* START *

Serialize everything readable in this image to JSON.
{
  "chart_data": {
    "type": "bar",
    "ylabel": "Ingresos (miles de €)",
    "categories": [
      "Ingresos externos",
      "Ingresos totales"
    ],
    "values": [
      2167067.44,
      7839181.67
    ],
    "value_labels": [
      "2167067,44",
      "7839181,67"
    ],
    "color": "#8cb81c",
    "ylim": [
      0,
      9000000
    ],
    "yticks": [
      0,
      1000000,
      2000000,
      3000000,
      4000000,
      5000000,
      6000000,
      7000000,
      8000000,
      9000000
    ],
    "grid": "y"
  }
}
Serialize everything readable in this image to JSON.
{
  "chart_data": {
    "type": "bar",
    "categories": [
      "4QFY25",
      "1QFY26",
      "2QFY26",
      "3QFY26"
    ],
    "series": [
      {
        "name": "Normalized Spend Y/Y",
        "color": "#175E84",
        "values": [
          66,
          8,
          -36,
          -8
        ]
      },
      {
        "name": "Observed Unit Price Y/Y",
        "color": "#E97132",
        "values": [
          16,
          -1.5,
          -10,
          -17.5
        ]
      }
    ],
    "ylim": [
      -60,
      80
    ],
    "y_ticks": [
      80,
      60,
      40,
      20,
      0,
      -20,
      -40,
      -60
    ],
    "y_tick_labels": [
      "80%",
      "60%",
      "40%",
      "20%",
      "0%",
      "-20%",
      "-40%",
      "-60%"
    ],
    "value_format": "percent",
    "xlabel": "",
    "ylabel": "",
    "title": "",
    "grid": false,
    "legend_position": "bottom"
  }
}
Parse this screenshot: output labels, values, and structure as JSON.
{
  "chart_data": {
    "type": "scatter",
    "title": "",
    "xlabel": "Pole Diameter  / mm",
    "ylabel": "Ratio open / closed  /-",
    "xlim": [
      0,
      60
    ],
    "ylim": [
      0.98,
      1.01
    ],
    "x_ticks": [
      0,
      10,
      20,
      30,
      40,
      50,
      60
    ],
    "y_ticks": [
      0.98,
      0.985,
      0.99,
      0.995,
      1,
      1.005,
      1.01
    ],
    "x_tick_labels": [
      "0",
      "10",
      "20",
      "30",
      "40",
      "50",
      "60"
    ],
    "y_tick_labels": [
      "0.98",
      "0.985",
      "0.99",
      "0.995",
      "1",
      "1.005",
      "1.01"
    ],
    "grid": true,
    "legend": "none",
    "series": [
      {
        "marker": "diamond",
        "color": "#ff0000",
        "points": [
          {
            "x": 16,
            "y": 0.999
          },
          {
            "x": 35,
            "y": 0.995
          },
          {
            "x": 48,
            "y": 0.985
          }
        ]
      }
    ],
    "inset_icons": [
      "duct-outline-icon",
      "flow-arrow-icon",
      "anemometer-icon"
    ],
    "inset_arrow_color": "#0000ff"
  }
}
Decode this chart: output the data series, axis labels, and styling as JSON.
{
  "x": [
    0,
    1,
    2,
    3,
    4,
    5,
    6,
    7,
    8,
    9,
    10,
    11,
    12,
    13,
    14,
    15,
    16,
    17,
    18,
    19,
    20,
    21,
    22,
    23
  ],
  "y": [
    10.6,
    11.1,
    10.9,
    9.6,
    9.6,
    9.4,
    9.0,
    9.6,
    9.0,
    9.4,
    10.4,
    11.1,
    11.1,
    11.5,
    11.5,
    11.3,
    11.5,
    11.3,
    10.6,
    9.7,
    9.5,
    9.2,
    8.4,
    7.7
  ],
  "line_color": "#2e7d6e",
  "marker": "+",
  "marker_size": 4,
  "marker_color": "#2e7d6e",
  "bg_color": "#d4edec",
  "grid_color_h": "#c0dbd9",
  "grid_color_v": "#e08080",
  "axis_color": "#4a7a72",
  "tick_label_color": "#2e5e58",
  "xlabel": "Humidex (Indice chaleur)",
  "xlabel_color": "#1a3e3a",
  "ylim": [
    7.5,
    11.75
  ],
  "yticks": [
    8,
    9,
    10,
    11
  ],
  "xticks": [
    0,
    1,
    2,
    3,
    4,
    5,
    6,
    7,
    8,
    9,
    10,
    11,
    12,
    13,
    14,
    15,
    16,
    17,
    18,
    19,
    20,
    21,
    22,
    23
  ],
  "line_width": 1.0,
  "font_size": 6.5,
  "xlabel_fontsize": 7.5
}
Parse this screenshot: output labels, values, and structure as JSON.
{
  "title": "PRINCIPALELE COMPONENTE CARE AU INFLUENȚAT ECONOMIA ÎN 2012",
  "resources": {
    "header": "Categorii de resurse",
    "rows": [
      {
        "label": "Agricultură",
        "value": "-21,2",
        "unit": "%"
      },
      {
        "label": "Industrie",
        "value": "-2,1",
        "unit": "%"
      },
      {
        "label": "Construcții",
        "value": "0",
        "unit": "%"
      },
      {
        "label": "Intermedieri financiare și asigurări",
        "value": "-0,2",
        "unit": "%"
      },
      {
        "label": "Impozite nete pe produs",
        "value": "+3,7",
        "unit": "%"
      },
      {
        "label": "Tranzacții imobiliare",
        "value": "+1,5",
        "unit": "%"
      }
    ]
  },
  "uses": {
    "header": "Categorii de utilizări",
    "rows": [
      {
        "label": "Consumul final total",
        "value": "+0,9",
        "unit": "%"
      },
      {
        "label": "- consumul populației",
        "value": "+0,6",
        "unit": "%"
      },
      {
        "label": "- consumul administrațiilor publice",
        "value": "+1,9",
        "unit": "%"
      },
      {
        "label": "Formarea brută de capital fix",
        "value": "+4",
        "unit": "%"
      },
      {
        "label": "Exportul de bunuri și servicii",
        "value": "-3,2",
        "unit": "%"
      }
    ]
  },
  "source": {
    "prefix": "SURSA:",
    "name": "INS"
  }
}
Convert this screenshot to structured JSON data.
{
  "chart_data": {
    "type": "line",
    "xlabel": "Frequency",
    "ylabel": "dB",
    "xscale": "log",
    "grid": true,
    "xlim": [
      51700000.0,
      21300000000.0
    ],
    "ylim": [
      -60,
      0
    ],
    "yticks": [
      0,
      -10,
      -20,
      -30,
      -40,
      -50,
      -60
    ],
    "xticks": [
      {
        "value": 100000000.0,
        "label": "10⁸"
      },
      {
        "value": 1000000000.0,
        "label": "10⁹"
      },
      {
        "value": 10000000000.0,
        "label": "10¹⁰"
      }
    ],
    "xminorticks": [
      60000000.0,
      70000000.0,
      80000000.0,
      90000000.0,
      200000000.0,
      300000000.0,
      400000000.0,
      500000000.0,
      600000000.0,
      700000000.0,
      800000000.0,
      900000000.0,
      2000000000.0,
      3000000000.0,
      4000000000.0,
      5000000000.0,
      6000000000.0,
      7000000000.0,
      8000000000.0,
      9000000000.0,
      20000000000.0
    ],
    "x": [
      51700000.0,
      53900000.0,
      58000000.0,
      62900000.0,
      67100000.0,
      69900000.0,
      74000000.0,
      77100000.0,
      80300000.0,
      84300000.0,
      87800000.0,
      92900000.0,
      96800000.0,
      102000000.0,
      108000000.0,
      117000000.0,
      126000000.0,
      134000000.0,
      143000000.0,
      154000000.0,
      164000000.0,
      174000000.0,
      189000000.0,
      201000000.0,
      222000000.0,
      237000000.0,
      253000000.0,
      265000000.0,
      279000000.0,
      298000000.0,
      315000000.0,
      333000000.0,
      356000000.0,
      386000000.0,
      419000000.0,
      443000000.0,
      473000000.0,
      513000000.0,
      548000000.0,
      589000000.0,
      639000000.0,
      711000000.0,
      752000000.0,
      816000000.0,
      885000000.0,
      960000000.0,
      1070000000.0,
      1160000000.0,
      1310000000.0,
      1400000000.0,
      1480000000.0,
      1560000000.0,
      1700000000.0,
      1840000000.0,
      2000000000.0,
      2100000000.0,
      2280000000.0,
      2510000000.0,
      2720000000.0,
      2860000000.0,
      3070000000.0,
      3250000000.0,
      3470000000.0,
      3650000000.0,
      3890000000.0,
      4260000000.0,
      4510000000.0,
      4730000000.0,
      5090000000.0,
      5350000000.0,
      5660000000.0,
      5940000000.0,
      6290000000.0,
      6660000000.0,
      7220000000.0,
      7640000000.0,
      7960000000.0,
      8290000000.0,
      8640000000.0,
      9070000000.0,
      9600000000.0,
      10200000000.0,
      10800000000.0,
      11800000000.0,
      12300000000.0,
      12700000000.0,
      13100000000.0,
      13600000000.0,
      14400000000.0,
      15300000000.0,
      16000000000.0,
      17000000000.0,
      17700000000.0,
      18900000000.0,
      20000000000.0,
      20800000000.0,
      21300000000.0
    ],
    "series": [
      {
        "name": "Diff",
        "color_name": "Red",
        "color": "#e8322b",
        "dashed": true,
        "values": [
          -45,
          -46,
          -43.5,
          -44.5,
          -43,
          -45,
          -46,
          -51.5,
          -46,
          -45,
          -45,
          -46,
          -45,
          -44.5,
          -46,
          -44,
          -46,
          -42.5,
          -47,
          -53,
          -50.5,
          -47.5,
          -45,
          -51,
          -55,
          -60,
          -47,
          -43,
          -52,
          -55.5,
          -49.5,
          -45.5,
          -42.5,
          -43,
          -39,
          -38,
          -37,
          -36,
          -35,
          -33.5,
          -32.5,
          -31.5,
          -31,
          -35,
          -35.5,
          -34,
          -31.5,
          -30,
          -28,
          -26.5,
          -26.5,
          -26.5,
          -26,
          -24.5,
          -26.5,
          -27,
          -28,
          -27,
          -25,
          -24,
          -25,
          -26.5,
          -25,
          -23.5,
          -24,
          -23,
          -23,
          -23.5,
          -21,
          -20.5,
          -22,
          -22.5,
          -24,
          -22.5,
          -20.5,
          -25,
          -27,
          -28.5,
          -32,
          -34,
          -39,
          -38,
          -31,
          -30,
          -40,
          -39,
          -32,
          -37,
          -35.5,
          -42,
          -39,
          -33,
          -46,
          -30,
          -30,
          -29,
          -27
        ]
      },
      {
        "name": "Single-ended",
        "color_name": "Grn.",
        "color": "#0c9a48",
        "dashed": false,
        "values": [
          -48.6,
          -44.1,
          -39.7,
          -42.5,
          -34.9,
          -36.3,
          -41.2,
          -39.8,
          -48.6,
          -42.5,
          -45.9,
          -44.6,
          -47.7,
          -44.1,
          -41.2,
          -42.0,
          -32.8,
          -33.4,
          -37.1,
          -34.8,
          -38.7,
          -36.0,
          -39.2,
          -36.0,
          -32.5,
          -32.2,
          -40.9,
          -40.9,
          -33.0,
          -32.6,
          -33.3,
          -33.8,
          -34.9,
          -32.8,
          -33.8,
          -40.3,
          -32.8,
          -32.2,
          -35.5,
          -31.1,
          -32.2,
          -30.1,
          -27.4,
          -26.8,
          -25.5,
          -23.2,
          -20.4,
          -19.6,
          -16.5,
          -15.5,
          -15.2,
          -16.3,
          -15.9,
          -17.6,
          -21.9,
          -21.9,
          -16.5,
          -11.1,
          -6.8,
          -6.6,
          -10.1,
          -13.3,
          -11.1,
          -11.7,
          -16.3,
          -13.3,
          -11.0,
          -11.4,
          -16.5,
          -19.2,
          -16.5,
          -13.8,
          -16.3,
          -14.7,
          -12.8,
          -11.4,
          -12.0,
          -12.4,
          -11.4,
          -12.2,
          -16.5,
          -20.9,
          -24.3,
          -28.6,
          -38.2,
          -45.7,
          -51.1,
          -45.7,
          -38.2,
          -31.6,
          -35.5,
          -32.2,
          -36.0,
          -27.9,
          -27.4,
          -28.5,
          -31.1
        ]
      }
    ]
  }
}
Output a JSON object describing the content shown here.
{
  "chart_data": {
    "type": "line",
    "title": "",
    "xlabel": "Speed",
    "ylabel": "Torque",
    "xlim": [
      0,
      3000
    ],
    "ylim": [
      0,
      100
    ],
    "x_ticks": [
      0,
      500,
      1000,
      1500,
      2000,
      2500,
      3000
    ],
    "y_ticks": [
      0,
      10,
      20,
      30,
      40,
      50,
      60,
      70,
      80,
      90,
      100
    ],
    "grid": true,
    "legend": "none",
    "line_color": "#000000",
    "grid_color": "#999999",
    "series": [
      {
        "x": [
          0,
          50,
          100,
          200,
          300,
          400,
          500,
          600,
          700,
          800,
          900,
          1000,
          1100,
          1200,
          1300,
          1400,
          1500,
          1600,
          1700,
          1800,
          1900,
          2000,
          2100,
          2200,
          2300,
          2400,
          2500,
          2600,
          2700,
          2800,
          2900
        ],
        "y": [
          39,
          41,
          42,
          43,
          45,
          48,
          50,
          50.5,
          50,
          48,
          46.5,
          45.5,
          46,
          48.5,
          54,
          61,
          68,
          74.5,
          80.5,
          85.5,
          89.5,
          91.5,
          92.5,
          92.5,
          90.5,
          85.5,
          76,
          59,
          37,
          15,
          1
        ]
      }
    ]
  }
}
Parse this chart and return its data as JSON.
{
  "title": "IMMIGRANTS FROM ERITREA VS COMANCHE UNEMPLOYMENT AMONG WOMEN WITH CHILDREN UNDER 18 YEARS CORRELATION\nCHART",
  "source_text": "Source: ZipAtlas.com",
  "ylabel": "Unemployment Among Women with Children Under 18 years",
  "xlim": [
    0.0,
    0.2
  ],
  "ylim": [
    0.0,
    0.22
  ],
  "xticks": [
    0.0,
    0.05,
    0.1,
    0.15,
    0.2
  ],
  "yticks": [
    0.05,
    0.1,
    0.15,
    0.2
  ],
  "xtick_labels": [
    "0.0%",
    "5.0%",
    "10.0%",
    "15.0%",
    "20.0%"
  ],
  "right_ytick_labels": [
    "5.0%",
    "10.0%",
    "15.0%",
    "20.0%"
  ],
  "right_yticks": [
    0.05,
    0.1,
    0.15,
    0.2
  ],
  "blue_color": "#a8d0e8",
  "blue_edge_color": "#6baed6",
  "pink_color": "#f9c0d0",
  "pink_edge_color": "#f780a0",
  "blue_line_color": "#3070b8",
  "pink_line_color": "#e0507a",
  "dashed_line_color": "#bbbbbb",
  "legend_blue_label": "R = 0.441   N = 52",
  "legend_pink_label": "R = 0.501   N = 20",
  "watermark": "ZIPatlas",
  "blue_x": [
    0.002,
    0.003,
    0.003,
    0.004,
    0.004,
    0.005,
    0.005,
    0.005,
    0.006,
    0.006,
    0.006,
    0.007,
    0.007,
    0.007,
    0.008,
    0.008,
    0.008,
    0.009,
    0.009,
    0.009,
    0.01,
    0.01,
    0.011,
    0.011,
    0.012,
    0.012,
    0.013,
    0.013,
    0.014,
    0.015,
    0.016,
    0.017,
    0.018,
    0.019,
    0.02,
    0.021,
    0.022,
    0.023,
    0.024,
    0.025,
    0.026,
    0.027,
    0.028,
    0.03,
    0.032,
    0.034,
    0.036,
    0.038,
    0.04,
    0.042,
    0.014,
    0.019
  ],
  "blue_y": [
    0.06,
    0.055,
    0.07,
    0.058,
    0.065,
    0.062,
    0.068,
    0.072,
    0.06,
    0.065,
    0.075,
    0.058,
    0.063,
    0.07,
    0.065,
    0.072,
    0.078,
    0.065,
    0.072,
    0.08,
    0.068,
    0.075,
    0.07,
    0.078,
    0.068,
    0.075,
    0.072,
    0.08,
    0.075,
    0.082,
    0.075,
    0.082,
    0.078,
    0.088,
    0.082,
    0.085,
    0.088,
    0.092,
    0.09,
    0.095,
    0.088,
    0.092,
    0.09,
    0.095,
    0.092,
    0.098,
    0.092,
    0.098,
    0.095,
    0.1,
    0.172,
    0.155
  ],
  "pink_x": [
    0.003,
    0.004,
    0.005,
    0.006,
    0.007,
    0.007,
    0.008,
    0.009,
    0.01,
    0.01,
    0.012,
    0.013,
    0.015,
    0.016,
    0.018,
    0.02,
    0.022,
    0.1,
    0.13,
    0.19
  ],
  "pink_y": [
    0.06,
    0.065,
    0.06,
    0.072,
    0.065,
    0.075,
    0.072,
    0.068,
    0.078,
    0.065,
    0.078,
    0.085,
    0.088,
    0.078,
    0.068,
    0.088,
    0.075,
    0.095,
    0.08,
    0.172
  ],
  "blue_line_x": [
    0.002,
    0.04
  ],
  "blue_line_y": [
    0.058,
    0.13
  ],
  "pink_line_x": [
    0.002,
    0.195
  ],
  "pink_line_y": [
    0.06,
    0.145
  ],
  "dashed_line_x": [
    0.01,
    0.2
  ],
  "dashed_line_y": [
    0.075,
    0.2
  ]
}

* END *

* WHAT IS NEEDED
Copy each line containing the word "this" from the data.

* RESPONSE
Serialize everything readable in this image to JSON.
Serialize everything readable in this image to JSON.
Parse this screenshot: output labels, values, and structure as JSON.
Decode this chart: output the data series, axis labels, and styling as JSON.
Parse this screenshot: output labels, values, and structure as JSON.
Convert this screenshot to structured JSON data.
Parse this chart and return its data as JSON.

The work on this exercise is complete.